── DATASET RECORDS

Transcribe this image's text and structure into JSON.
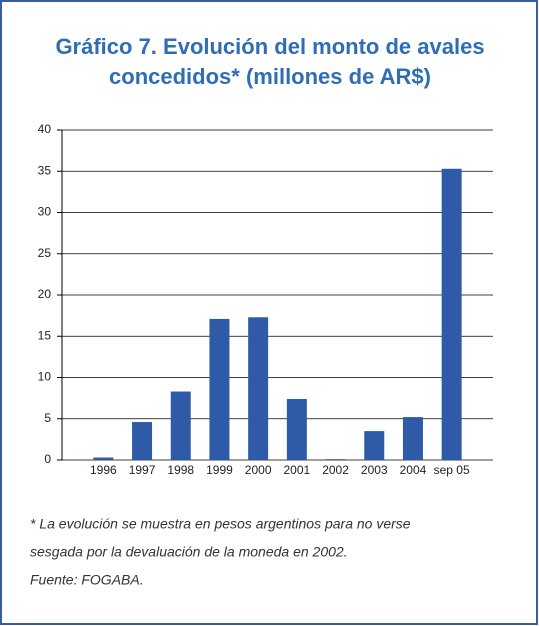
{
  "chart_data": {
    "type": "bar",
    "title": [
      "Gráfico 7. Evolución del monto de avales",
      "concedidos* (millones de AR$)"
    ],
    "categories": [
      "1996",
      "1997",
      "1998",
      "1999",
      "2000",
      "2001",
      "2002",
      "2003",
      "2004",
      "sep 05"
    ],
    "values": [
      0.3,
      4.6,
      8.3,
      17.1,
      17.3,
      7.4,
      0.1,
      3.5,
      5.2,
      35.3
    ],
    "color": "#2f5aa8",
    "ylim": [
      0,
      40
    ],
    "yticks": [
      0,
      5,
      10,
      15,
      20,
      25,
      30,
      35,
      40
    ],
    "grid": true,
    "notes": [
      "* La evolución se muestra en pesos argentinos para no verse",
      "sesgada por la devaluación de la moneda en 2002.",
      "Fuente: FOGABA."
    ]
  }
}
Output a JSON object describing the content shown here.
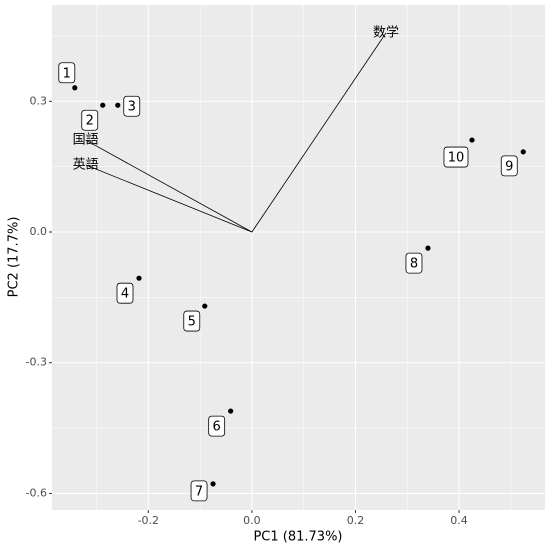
{
  "chart_data": {
    "type": "scatter",
    "x_label": "PC1 (81.73%)",
    "y_label": "PC2 (17.7%)",
    "xlim": [
      -0.386,
      0.566
    ],
    "ylim": [
      -0.638,
      0.521
    ],
    "xticks": [
      -0.2,
      {
        "value": 0,
        "label": "0.0"
      },
      0.2,
      0.4
    ],
    "yticks": [
      -0.6,
      -0.3,
      {
        "value": 0,
        "label": "0.0"
      },
      0.3
    ],
    "grid": true,
    "series": [
      {
        "color": "#000000",
        "labels": [
          "1",
          "2",
          "3",
          "4",
          "5",
          "6",
          "7",
          "8",
          "9",
          "10"
        ],
        "x": [
          -0.342,
          -0.288,
          -0.259,
          -0.218,
          -0.091,
          -0.041,
          -0.075,
          0.34,
          0.524,
          0.425
        ],
        "values": [
          0.331,
          0.291,
          0.291,
          -0.106,
          -0.17,
          -0.411,
          -0.578,
          -0.037,
          0.184,
          0.211
        ]
      }
    ],
    "loadings": [
      {
        "name": "数学",
        "x": 0.259,
        "y": 0.457
      },
      {
        "name": "国語",
        "x": -0.321,
        "y": 0.211
      },
      {
        "name": "英語",
        "x": -0.321,
        "y": 0.154
      }
    ]
  }
}
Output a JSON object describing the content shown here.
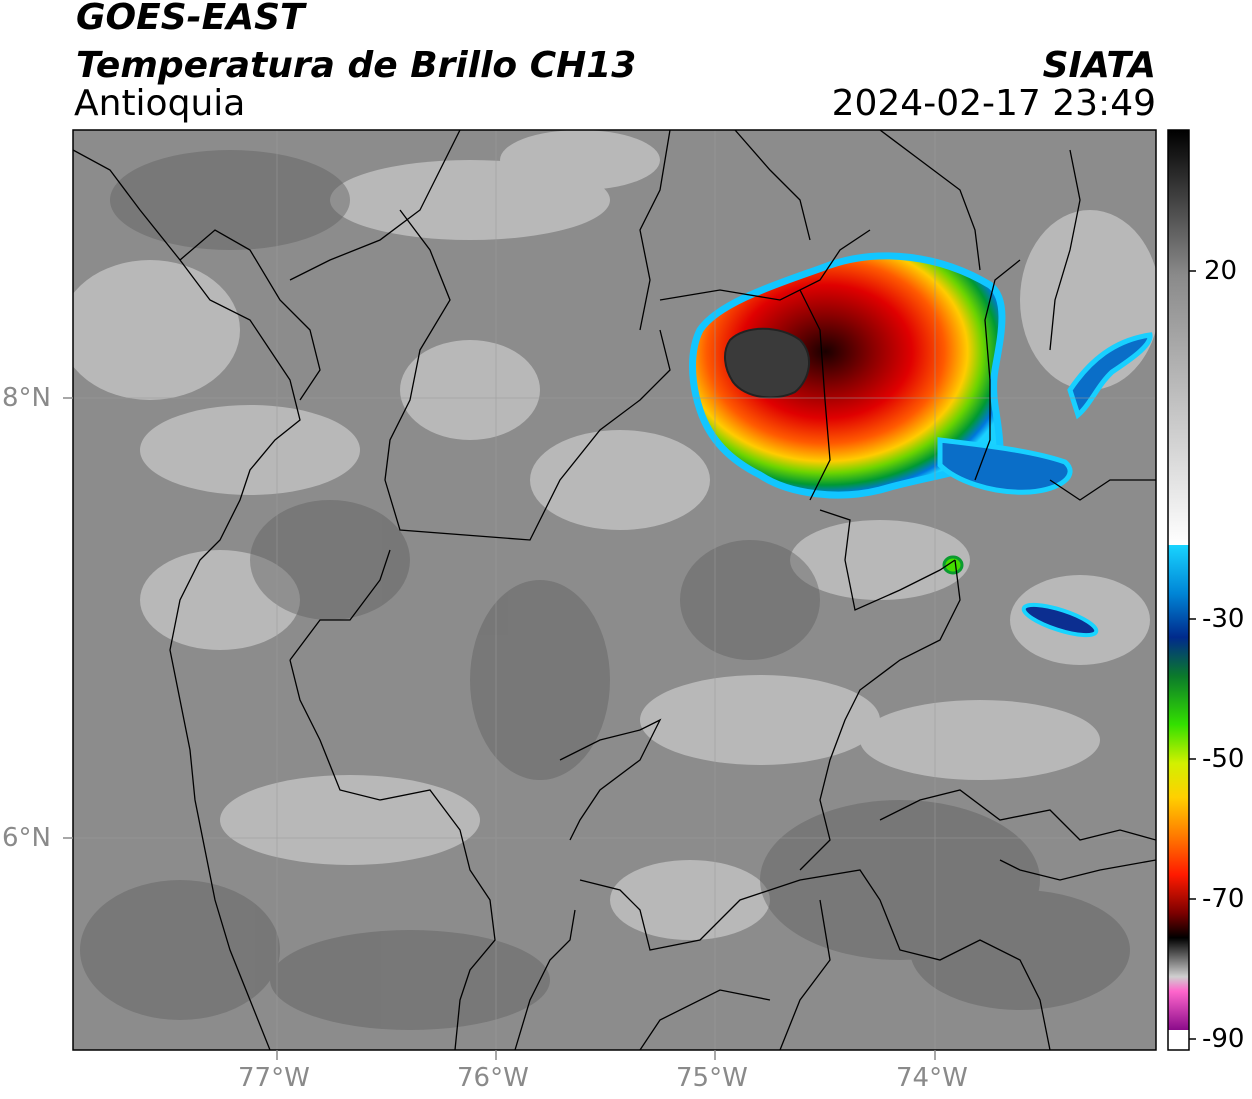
{
  "header": {
    "satellite": "GOES-EAST",
    "product": "Temperatura de Brillo CH13",
    "region": "Antioquia",
    "organization": "SIATA",
    "datetime": "2024-02-17 23:49"
  },
  "map": {
    "lon_ticks": [
      "77°W",
      "76°W",
      "75°W",
      "74°W"
    ],
    "lat_ticks": [
      "8°N",
      "6°N"
    ],
    "lon_range": [
      -77.95,
      -73.05
    ],
    "lat_range": [
      5.05,
      9.25
    ]
  },
  "colorbar": {
    "labels": [
      "20",
      "-30",
      "-50",
      "-70",
      "-90"
    ],
    "range": [
      -90,
      35
    ]
  }
}
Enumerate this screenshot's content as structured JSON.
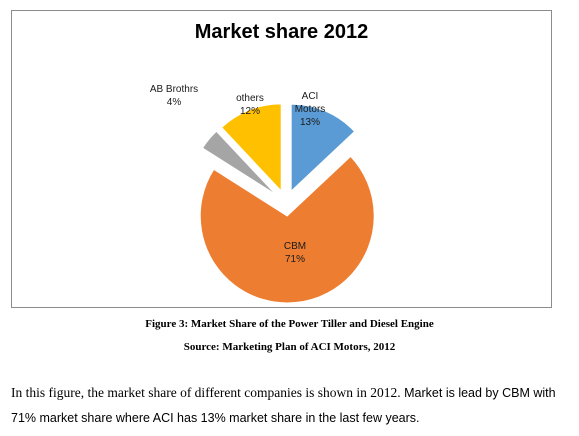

────

- [EXERCISE INSTRUCTIONS] Write out every line above exactly as it is, leaving out the pictures.

- [CORRECT OUTPUT]
Transcribe this image's text and structure into JSON.
{
  "chart_data": {
    "type": "bar",
    "title": [
      "Gráfico 7. Evolución del monto de avales",
      "concedidos* (millones de AR$)"
    ],
    "categories": [
      "1996",
      "1997",
      "1998",
      "1999",
      "2000",
      "2001",
      "2002",
      "2003",
      "2004",
      "sep 05"
    ],
    "values": [
      0.3,
      4.6,
      8.3,
      17.1,
      17.3,
      7.4,
      0.1,
      3.5,
      5.2,
      35.3
    ],
    "color": "#2f5aa8",
    "ylim": [
      0,
      40
    ],
    "yticks": [
      0,
      5,
      10,
      15,
      20,
      25,
      30,
      35,
      40
    ],
    "grid": true,
    "notes": [
      "* La evolución se muestra en pesos argentinos para no verse",
      "sesgada por la devaluación de la moneda en 2002.",
      "Fuente: FOGABA."
    ]
  }
}
Output a JSON object describing the content shown here.
{
  "chart_data": {
    "type": "scatter",
    "x_label": "PC1 (81.73%)",
    "y_label": "PC2 (17.7%)",
    "xlim": [
      -0.386,
      0.566
    ],
    "ylim": [
      -0.638,
      0.521
    ],
    "xticks": [
      -0.2,
      {
        "value": 0,
        "label": "0.0"
      },
      0.2,
      0.4
    ],
    "yticks": [
      -0.6,
      -0.3,
      {
        "value": 0,
        "label": "0.0"
      },
      0.3
    ],
    "grid": true,
    "series": [
      {
        "color": "#000000",
        "labels": [
          "1",
          "2",
          "3",
          "4",
          "5",
          "6",
          "7",
          "8",
          "9",
          "10"
        ],
        "x": [
          -0.342,
          -0.288,
          -0.259,
          -0.218,
          -0.091,
          -0.041,
          -0.075,
          0.34,
          0.524,
          0.425
        ],
        "values": [
          0.331,
          0.291,
          0.291,
          -0.106,
          -0.17,
          -0.411,
          -0.578,
          -0.037,
          0.184,
          0.211
        ]
      }
    ],
    "loadings": [
      {
        "name": "数学",
        "x": 0.259,
        "y": 0.457
      },
      {
        "name": "国語",
        "x": -0.321,
        "y": 0.211
      },
      {
        "name": "英語",
        "x": -0.321,
        "y": 0.154
      }
    ]
  }
}
Output a JSON object describing the content shown here.
{
  "header": {
    "satellite": "GOES-EAST",
    "product": "Temperatura de Brillo CH13",
    "region": "Antioquia",
    "organization": "SIATA",
    "datetime": "2024-02-17 23:49"
  },
  "map": {
    "lon_ticks": [
      "77°W",
      "76°W",
      "75°W",
      "74°W"
    ],
    "lat_ticks": [
      "8°N",
      "6°N"
    ],
    "lon_range": [
      -77.95,
      -73.05
    ],
    "lat_range": [
      5.05,
      9.25
    ]
  },
  "colorbar": {
    "labels": [
      "20",
      "-30",
      "-50",
      "-70",
      "-90"
    ],
    "range": [
      -90,
      35
    ]
  }
}
Enumerate this screenshot's content as structured JSON.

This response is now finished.